Exercise directions: Copy out each line of the data that holds the word "روزانه".

↓↓↓

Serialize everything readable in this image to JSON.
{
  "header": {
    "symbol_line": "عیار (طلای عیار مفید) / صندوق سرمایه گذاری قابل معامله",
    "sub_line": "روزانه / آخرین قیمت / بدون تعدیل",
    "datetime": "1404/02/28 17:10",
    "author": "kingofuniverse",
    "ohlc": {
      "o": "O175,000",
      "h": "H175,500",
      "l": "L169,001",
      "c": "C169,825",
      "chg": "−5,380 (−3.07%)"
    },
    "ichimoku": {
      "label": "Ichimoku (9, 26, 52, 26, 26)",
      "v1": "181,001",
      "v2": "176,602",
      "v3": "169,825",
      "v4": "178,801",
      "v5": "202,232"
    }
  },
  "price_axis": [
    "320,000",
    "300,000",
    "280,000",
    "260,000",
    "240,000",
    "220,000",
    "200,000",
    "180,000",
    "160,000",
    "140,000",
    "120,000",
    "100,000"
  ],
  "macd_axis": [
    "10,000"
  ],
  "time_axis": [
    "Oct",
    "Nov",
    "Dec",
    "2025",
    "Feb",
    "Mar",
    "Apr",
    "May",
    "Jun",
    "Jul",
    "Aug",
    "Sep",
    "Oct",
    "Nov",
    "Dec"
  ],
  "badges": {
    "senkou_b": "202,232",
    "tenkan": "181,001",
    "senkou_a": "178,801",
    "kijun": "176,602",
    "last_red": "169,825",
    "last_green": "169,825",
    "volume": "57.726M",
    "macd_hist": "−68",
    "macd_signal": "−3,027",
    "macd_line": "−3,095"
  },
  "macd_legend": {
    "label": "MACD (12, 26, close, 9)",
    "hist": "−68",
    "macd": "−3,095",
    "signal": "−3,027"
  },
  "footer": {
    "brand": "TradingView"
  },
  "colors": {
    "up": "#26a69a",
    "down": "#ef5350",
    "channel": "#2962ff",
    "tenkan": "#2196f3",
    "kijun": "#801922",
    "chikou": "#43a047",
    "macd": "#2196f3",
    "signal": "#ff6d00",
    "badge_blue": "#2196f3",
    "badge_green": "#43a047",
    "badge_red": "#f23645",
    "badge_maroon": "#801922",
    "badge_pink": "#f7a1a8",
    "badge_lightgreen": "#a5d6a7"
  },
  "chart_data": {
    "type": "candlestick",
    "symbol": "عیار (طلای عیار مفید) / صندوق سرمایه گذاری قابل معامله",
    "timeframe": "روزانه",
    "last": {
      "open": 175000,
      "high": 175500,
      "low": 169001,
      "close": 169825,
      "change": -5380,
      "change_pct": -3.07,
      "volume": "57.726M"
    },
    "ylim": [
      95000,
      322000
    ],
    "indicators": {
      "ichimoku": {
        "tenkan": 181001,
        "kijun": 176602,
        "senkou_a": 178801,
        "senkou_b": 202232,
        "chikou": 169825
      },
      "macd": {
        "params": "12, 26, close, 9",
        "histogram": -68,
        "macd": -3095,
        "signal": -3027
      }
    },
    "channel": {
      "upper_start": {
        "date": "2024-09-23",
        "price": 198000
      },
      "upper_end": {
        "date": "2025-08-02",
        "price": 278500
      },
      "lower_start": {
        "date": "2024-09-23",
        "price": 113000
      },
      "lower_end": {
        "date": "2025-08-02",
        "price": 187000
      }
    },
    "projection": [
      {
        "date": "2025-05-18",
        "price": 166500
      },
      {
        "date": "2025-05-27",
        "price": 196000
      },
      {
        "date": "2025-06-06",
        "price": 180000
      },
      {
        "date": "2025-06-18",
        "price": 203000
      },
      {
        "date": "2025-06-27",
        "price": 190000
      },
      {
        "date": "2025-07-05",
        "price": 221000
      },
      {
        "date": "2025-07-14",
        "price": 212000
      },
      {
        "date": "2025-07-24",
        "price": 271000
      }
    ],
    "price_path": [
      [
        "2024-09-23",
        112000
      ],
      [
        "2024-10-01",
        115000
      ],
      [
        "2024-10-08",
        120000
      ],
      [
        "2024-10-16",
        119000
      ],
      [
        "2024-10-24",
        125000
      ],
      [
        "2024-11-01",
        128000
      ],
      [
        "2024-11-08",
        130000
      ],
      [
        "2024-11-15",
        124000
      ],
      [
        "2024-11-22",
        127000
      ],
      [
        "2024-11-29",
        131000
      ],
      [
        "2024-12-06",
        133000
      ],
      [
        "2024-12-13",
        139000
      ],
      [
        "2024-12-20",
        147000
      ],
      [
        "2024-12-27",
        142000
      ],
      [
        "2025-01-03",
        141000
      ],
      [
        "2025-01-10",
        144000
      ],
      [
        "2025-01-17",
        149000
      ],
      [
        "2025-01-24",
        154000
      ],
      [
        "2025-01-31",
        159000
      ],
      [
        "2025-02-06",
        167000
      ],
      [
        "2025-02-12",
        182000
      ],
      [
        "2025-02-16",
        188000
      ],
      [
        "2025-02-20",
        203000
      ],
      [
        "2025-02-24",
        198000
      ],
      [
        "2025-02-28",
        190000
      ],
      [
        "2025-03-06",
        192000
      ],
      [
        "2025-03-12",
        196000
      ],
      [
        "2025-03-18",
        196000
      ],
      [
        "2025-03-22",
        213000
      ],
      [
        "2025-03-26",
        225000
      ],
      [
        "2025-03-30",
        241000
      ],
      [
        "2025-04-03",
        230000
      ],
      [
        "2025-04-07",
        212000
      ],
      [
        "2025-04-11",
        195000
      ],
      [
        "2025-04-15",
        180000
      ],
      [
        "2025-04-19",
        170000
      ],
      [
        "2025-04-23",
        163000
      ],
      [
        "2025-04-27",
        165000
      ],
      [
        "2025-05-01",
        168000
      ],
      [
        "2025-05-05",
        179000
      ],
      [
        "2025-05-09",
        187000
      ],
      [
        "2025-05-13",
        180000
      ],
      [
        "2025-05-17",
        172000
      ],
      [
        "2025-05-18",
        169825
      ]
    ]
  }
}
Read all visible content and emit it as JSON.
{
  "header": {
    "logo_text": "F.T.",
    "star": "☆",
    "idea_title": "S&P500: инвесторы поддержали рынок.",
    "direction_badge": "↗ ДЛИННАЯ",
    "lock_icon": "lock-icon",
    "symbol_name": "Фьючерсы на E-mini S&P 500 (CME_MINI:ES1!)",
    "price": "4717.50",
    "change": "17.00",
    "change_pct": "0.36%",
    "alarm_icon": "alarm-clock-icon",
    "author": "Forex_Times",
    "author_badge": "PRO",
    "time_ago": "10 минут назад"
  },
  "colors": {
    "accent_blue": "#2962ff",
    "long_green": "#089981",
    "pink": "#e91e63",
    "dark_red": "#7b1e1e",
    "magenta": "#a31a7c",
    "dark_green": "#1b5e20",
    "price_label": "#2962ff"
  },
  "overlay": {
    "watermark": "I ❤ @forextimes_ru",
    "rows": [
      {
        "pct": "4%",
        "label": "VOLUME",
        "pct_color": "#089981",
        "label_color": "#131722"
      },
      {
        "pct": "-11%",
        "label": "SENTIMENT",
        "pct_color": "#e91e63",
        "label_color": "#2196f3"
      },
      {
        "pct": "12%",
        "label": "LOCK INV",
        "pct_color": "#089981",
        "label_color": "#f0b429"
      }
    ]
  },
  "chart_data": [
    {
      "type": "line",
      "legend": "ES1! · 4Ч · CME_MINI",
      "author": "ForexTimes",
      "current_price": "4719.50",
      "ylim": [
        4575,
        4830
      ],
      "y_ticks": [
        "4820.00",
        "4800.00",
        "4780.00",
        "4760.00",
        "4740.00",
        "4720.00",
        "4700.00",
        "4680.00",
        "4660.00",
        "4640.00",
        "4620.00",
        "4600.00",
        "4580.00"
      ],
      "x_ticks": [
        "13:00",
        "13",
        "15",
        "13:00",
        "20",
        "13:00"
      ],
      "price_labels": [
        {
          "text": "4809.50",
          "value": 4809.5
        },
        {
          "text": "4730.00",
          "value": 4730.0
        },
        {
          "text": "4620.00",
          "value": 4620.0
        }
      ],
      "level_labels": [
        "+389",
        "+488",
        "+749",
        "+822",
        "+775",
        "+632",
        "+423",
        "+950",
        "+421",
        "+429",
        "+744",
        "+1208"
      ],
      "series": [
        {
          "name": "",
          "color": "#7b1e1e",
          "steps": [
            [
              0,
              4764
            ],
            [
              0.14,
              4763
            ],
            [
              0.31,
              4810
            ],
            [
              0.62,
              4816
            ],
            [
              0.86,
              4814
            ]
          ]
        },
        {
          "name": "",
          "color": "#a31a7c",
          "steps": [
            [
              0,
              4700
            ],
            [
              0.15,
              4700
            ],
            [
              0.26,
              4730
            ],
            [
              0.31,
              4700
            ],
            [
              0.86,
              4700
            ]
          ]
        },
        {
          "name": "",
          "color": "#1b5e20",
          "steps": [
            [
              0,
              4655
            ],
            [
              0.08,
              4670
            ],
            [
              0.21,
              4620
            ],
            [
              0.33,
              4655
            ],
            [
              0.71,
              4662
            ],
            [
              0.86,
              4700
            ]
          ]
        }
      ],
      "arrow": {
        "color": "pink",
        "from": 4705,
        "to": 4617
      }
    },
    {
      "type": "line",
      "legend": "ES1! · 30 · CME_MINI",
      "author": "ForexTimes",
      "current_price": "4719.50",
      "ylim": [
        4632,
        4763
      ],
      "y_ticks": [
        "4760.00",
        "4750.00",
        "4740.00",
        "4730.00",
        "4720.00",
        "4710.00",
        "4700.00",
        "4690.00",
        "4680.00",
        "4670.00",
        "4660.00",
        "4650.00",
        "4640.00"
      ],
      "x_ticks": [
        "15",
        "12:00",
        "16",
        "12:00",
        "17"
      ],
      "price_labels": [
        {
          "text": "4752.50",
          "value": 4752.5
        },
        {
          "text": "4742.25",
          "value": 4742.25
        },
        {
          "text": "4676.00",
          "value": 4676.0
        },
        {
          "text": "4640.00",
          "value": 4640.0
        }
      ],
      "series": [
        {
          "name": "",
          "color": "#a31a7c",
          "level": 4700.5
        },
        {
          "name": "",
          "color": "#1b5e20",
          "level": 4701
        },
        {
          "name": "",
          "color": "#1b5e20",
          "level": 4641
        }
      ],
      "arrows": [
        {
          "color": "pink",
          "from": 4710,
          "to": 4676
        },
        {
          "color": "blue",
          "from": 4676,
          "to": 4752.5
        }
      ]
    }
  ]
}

↑↑↑

Exercise result:
    "sub_line": "روزانه / آخرین قیمت / بدون تعدیل",
    "timeframe": "روزانه",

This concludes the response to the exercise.